> **What you need to do**:
Tally the lines with the word "value" and report the number alone.

> **Given records**:
>> BEGIN

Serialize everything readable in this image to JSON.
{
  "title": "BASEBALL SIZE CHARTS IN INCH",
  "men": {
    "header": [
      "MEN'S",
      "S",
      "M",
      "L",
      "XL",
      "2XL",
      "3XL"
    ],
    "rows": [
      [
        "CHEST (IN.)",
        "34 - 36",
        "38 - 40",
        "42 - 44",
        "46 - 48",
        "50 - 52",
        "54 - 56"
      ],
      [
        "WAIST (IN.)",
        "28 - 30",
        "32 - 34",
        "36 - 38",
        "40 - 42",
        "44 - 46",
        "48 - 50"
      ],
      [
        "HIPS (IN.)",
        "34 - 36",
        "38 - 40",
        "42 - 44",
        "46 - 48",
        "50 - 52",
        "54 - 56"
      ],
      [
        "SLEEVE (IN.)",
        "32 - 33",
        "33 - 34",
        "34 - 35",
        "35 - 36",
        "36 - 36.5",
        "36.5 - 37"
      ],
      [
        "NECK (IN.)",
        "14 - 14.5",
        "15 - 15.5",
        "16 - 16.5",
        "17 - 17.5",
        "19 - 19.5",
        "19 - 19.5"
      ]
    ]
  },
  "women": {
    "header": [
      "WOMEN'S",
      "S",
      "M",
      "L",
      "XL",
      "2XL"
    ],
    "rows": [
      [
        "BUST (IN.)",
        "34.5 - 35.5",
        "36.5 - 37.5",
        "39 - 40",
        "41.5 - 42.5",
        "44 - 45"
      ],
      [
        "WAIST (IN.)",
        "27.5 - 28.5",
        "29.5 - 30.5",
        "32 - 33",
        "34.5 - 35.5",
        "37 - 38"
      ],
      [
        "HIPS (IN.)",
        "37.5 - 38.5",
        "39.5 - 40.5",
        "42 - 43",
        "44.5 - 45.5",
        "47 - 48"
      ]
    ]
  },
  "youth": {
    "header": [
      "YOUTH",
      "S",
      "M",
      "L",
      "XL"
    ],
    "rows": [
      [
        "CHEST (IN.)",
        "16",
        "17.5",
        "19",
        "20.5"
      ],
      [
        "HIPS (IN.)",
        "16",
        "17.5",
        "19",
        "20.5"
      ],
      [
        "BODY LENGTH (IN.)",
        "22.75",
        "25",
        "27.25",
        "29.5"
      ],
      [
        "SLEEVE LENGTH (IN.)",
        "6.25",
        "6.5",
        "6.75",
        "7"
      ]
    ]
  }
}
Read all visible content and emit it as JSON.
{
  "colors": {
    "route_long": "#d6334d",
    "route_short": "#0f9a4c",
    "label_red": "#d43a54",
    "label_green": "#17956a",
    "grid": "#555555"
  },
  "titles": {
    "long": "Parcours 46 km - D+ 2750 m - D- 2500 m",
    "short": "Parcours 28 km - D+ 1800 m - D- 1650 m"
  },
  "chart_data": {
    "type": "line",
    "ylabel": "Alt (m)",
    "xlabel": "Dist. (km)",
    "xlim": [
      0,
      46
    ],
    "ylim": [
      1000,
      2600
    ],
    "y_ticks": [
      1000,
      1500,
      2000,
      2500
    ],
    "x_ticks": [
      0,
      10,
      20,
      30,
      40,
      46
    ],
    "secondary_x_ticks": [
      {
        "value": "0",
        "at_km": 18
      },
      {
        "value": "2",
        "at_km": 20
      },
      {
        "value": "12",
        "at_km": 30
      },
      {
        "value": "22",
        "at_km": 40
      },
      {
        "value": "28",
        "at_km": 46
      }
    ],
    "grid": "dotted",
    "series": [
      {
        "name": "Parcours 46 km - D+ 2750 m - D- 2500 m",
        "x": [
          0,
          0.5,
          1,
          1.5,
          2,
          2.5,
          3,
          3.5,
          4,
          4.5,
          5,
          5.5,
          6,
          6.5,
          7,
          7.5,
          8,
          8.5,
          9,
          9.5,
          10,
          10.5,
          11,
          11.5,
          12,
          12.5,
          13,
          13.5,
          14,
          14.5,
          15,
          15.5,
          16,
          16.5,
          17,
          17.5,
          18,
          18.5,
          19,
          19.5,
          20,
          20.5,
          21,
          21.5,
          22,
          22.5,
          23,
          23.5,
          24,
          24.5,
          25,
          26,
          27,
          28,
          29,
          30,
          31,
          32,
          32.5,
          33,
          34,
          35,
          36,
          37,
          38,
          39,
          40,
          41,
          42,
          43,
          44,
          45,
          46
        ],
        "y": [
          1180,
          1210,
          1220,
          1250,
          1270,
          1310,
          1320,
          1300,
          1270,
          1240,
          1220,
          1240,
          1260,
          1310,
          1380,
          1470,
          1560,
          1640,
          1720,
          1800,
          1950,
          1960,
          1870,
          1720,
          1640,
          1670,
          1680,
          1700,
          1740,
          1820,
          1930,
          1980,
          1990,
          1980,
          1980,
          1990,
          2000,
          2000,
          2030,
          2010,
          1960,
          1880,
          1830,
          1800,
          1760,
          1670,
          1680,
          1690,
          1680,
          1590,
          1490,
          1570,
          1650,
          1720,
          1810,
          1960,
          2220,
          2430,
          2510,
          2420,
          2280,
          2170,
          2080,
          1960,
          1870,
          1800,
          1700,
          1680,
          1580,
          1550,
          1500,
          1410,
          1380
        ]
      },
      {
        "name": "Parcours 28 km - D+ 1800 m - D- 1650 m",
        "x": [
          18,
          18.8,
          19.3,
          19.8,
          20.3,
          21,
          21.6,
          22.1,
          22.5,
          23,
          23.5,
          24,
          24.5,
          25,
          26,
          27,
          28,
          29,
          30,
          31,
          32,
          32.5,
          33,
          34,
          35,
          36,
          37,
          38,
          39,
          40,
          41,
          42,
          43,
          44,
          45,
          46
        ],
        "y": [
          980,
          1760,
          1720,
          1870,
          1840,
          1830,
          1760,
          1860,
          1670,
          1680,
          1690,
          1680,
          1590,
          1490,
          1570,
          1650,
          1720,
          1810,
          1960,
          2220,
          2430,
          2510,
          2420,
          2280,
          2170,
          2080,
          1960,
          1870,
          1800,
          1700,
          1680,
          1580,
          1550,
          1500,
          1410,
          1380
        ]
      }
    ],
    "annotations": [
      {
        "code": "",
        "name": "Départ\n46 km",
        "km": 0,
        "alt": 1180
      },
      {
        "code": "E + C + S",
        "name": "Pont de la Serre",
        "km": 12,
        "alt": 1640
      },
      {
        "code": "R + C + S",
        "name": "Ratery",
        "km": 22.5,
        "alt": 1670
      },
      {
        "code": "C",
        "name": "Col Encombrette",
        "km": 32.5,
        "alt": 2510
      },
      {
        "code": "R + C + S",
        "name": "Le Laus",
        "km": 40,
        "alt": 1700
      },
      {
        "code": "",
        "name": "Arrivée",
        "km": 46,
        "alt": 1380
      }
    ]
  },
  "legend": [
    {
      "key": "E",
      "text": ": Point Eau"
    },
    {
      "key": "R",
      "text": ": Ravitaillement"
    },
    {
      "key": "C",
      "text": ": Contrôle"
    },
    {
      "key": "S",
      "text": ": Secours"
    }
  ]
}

>> END

> **Reply to the task**:
5